Put every line of the data below into a Markdown table with the columns Row and Line. Number the rows in order, and skip any blank lines.
==============================
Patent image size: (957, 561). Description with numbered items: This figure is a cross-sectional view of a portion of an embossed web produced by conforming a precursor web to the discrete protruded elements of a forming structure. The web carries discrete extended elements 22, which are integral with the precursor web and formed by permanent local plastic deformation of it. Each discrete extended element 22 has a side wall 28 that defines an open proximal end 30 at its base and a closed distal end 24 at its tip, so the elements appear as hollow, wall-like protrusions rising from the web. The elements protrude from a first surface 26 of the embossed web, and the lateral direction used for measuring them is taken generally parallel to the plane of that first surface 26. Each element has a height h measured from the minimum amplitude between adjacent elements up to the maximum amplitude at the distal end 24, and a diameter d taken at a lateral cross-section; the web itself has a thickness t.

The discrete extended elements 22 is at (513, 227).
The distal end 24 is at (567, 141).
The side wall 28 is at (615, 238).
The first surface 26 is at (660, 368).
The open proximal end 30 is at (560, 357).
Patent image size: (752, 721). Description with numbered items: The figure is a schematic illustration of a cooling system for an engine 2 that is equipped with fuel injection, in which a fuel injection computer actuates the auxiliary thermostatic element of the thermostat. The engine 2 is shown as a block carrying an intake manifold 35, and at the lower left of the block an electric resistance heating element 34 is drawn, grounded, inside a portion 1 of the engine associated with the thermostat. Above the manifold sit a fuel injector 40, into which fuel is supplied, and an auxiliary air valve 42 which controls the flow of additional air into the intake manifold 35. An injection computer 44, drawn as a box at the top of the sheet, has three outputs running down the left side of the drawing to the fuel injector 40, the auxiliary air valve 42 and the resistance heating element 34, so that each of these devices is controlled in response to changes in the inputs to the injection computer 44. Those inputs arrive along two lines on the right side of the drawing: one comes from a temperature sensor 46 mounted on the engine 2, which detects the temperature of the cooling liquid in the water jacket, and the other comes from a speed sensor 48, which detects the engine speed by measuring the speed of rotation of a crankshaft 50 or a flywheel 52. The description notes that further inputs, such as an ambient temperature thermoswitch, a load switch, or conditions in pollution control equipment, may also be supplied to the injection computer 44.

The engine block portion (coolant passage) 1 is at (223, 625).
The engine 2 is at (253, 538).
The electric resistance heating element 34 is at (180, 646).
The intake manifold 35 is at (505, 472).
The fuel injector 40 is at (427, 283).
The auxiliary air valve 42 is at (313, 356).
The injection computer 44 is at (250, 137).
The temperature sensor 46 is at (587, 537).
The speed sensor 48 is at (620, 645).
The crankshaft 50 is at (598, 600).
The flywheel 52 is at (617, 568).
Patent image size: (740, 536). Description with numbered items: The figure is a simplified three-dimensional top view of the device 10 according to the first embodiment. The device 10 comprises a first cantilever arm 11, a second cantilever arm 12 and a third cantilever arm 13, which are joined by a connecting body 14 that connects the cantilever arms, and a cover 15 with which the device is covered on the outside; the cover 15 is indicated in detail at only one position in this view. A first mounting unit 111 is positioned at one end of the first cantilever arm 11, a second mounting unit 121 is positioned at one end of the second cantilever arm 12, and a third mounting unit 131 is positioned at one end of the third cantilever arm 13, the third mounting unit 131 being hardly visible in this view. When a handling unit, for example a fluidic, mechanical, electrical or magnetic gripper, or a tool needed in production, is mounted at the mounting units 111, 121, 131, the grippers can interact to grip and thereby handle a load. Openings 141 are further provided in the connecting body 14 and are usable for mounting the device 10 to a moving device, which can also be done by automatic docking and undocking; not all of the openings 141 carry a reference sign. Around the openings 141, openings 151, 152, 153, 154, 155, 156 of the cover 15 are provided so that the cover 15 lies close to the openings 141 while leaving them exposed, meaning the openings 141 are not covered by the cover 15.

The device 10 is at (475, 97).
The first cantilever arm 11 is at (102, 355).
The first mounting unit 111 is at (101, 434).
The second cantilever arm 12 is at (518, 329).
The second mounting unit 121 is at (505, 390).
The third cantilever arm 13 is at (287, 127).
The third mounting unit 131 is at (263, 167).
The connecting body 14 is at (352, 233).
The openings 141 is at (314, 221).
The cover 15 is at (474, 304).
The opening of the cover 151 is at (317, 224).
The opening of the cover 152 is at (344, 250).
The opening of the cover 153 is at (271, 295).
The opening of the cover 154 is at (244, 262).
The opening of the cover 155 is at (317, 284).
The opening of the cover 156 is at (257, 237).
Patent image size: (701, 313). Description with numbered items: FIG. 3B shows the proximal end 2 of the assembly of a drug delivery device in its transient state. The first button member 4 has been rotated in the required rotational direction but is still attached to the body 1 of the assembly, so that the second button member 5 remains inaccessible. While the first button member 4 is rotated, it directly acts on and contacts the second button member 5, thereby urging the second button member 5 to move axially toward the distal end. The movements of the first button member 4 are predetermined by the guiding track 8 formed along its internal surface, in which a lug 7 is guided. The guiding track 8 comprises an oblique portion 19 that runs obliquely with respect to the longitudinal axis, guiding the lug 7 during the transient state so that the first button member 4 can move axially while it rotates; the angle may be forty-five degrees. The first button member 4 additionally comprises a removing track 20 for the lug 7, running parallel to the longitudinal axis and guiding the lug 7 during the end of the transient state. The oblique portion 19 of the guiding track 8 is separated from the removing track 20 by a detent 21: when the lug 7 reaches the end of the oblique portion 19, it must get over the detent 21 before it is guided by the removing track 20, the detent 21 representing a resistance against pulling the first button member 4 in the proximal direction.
==============================
- _Written answer_
| Row | Line |
|---|---|
| 1 | Patent image size: (957, 561). Description with numbered items: This figure is a cross-sectional view of a portion of an embossed web produced by conforming a precursor web to the discrete protruded elements of a forming structure. The web carries discrete extended elements 22, which are integral with the precursor web and formed by permanent local plastic deformation of it. Each discrete extended element 22 has a side wall 28 that defines an open proximal end 30 at its base and a closed distal end 24 at its tip, so the elements appear as hollow, wall-like protrusions rising from the web. The elements protrude from a first surface 26 of the embossed web, and the lateral direction used for measuring them is taken generally parallel to the plane of that first surface 26. Each element has a height h measured from the minimum amplitude between adjacent elements up to the maximum amplitude at the distal end 24, and a diameter d taken at a lateral cross-section; the web itself has a thickness t. |
| 2 | The discrete extended elements 22 is at (513, 227). |
| 3 | The distal end 24 is at (567, 141). |
| 4 | The side wall 28 is at (615, 238). |
| 5 | The first surface 26 is at (660, 368). |
| 6 | The open proximal end 30 is at (560, 357). |
| 7 | Patent image size: (752, 721). Description with numbered items: The figure is a schematic illustration of a cooling system for an engine 2 that is equipped with fuel injection, in which a fuel injection computer actuates the auxiliary thermostatic element of the thermostat. The engine 2 is shown as a block carrying an intake manifold 35, and at the lower left of the block an electric resistance heating element 34 is drawn, grounded, inside a portion 1 of the engine associated with the thermostat. Above the manifold sit a fuel injector 40, into which fuel is supplied, and an auxiliary air valve 42 which controls the flow of additional air into the intake manifold 35. An injection computer 44, drawn as a box at the top of the sheet, has three outputs running down the left side of the drawing to the fuel injector 40, the auxiliary air valve 42 and the resistance heating element 34, so that each of these devices is controlled in response to changes in the inputs to the injection computer 44. Those inputs arrive along two lines on the right side of the drawing: one comes from a temperature sensor 46 mounted on the engine 2, which detects the temperature of the cooling liquid in the water jacket, and the other comes from a speed sensor 48, which detects the engine speed by measuring the speed of rotation of a crankshaft 50 or a flywheel 52. The description notes that further inputs, such as an ambient temperature thermoswitch, a load switch, or conditions in pollution control equipment, may also be supplied to the injection computer 44. |
| 8 | The engine block portion (coolant passage) 1 is at (223, 625). |
| 9 | The engine 2 is at (253, 538). |
| 10 | The electric resistance heating element 34 is at (180, 646). |
| 11 | The intake manifold 35 is at (505, 472). |
| 12 | The fuel injector 40 is at (427, 283). |
| 13 | The auxiliary air valve 42 is at (313, 356). |
| 14 | The injection computer 44 is at (250, 137). |
| 15 | The temperature sensor 46 is at (587, 537). |
| 16 | The speed sensor 48 is at (620, 645). |
| 17 | The crankshaft 50 is at (598, 600). |
| 18 | The flywheel 52 is at (617, 568). |
| 19 | Patent image size: (740, 536). Description with numbered items: The figure is a simplified three-dimensional top view of the device 10 according to the first embodiment. The device 10 comprises a first cantilever arm 11, a second cantilever arm 12 and a third cantilever arm 13, which are joined by a connecting body 14 that connects the cantilever arms, and a cover 15 with which the device is covered on the outside; the cover 15 is indicated in detail at only one position in this view. A first mounting unit 111 is positioned at one end of the first cantilever arm 11, a second mounting unit 121 is positioned at one end of the second cantilever arm 12, and a third mounting unit 131 is positioned at one end of the third cantilever arm 13, the third mounting unit 131 being hardly visible in this view. When a handling unit, for example a fluidic, mechanical, electrical or magnetic gripper, or a tool needed in production, is mounted at the mounting units 111, 121, 131, the grippers can interact to grip and thereby handle a load. Openings 141 are further provided in the connecting body 14 and are usable for mounting the device 10 to a moving device, which can also be done by automatic docking and undocking; not all of the openings 141 carry a reference sign. Around the openings 141, openings 151, 152, 153, 154, 155, 156 of the cover 15 are provided so that the cover 15 lies close to the openings 141 while leaving them exposed, meaning the openings 141 are not covered by the cover 15. |
| 20 | The device 10 is at (475, 97). |
| 21 | The first cantilever arm 11 is at (102, 355). |
| 22 | The first mounting unit 111 is at (101, 434). |
| 23 | The second cantilever arm 12 is at (518, 329). |
| 24 | The second mounting unit 121 is at (505, 390). |
| 25 | The third cantilever arm 13 is at (287, 127). |
| 26 | The third mounting unit 131 is at (263, 167). |
| 27 | The connecting body 14 is at (352, 233). |
| 28 | The openings 141 is at (314, 221). |
| 29 | The cover 15 is at (474, 304). |
| 30 | The opening of the cover 151 is at (317, 224). |
| 31 | The opening of the cover 152 is at (344, 250). |
| 32 | The opening of the cover 153 is at (271, 295). |
| 33 | The opening of the cover 154 is at (244, 262). |
| 34 | The opening of the cover 155 is at (317, 284). |
| 35 | The opening of the cover 156 is at (257, 237). |
| 36 | Patent image size: (701, 313). Description with numbered items: FIG. 3B shows the proximal end 2 of the assembly of a drug delivery device in its transient state. The first button member 4 has been rotated in the required rotational direction but is still attached to the body 1 of the assembly, so that the second button member 5 remains inaccessible. While the first button member 4 is rotated, it directly acts on and contacts the second button member 5, thereby urging the second button member 5 to move axially toward the distal end. The movements of the first button member 4 are predetermined by the guiding track 8 formed along its internal surface, in which a lug 7 is guided. The guiding track 8 comprises an oblique portion 19 that runs obliquely with respect to the longitudinal axis, guiding the lug 7 during the transient state so that the first button member 4 can move axially while it rotates; the angle may be forty-five degrees. The first button member 4 additionally comprises a removing track 20 for the lug 7, running parallel to the longitudinal axis and guiding the lug 7 during the end of the transient state. The oblique portion 19 of the guiding track 8 is separated from the removing track 20 by a detent 21: when the lug 7 reaches the end of the oblique portion 19, it must get over the detent 21 before it is guided by the removing track 20, the detent 21 representing a resistance against pulling the first button member 4 in the proximal direction. |